The problem:
Copy out every line in which the string "Запись" occurs.

Dataset items:
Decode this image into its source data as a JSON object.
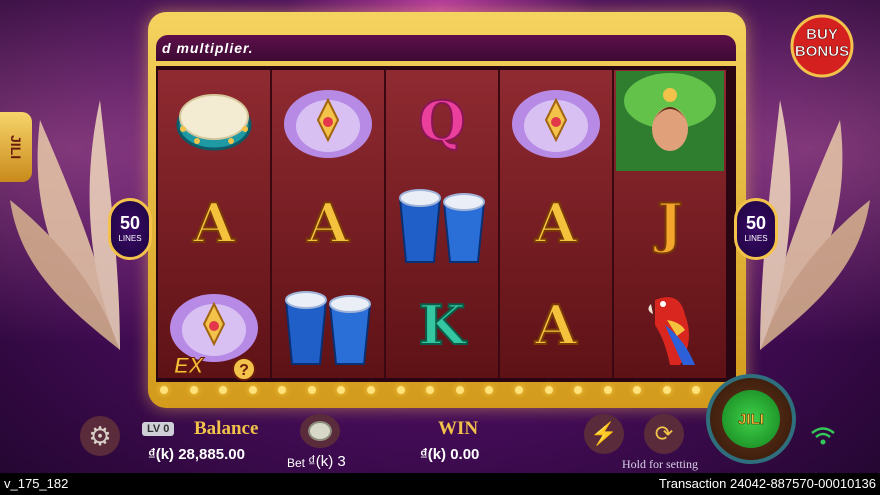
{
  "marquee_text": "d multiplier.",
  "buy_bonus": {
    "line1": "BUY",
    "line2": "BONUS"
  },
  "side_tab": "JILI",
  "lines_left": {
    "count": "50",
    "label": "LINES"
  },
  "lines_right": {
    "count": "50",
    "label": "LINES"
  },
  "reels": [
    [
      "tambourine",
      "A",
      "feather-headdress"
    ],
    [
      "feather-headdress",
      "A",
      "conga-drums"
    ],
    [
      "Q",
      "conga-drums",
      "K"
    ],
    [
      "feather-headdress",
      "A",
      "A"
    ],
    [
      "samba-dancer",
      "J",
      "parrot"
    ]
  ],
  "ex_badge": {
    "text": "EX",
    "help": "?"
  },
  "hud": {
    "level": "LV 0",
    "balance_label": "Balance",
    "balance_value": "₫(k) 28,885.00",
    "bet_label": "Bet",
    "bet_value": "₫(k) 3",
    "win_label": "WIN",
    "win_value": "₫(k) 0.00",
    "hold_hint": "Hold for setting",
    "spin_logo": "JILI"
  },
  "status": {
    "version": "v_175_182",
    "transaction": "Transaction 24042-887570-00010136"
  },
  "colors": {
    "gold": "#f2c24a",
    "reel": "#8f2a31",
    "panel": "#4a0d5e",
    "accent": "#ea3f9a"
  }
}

...

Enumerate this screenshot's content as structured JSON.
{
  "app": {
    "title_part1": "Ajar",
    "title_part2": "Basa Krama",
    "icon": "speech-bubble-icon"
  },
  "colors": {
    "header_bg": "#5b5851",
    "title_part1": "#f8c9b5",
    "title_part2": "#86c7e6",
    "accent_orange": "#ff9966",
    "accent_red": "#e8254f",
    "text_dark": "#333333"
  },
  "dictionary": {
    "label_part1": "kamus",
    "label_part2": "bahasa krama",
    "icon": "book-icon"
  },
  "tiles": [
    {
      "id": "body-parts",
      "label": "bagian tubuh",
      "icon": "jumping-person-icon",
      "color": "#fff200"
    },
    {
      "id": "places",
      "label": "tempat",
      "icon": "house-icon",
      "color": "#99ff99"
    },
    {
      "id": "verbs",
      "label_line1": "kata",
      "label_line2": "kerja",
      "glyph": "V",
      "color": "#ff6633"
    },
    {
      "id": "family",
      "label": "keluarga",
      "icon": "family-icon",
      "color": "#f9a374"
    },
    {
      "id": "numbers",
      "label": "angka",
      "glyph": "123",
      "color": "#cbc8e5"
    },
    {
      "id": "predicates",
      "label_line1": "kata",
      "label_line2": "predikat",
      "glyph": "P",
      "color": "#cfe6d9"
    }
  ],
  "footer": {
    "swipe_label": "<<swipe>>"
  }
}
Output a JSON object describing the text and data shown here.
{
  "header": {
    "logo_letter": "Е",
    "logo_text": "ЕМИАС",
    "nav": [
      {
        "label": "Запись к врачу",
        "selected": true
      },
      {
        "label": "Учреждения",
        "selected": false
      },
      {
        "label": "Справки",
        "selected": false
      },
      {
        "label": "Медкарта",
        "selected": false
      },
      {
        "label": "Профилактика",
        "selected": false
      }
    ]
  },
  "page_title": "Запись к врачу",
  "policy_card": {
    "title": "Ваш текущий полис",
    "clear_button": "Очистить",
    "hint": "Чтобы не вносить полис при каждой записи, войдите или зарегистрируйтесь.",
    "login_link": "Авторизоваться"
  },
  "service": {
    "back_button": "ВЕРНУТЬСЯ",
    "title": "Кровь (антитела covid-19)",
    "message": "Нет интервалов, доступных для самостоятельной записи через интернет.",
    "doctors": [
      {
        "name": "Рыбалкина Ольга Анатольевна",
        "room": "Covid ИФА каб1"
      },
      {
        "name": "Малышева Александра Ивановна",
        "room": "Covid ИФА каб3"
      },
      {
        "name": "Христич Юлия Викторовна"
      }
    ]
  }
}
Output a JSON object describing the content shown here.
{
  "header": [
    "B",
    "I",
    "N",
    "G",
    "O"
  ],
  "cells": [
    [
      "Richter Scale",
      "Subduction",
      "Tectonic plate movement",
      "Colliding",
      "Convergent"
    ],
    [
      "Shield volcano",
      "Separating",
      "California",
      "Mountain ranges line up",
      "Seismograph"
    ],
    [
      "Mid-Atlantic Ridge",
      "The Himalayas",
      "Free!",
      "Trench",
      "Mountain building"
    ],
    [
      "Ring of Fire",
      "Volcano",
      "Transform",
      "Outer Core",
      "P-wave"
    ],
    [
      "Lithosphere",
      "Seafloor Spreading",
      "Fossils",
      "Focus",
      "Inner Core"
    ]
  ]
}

---

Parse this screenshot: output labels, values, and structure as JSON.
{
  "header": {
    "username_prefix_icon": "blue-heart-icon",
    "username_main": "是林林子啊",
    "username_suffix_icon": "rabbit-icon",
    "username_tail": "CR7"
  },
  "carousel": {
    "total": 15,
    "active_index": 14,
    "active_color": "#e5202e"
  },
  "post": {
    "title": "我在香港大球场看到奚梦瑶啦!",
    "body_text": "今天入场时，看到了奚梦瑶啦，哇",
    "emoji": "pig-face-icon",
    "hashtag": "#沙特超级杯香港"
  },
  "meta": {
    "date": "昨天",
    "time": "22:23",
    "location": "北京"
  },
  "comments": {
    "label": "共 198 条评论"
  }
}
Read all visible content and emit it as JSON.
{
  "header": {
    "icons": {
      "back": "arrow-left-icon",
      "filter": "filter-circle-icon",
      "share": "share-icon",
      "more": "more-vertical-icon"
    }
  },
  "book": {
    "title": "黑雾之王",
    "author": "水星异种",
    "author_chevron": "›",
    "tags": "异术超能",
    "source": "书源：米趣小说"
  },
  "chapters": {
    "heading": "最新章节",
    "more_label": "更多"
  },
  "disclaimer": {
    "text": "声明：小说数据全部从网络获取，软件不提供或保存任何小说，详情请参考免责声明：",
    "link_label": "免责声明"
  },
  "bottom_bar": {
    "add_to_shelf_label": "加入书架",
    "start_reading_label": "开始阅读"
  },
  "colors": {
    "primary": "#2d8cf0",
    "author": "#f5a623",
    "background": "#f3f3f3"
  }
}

Task solution:
        "label": "Запись к врачу",
  "page_title": "Запись к врачу",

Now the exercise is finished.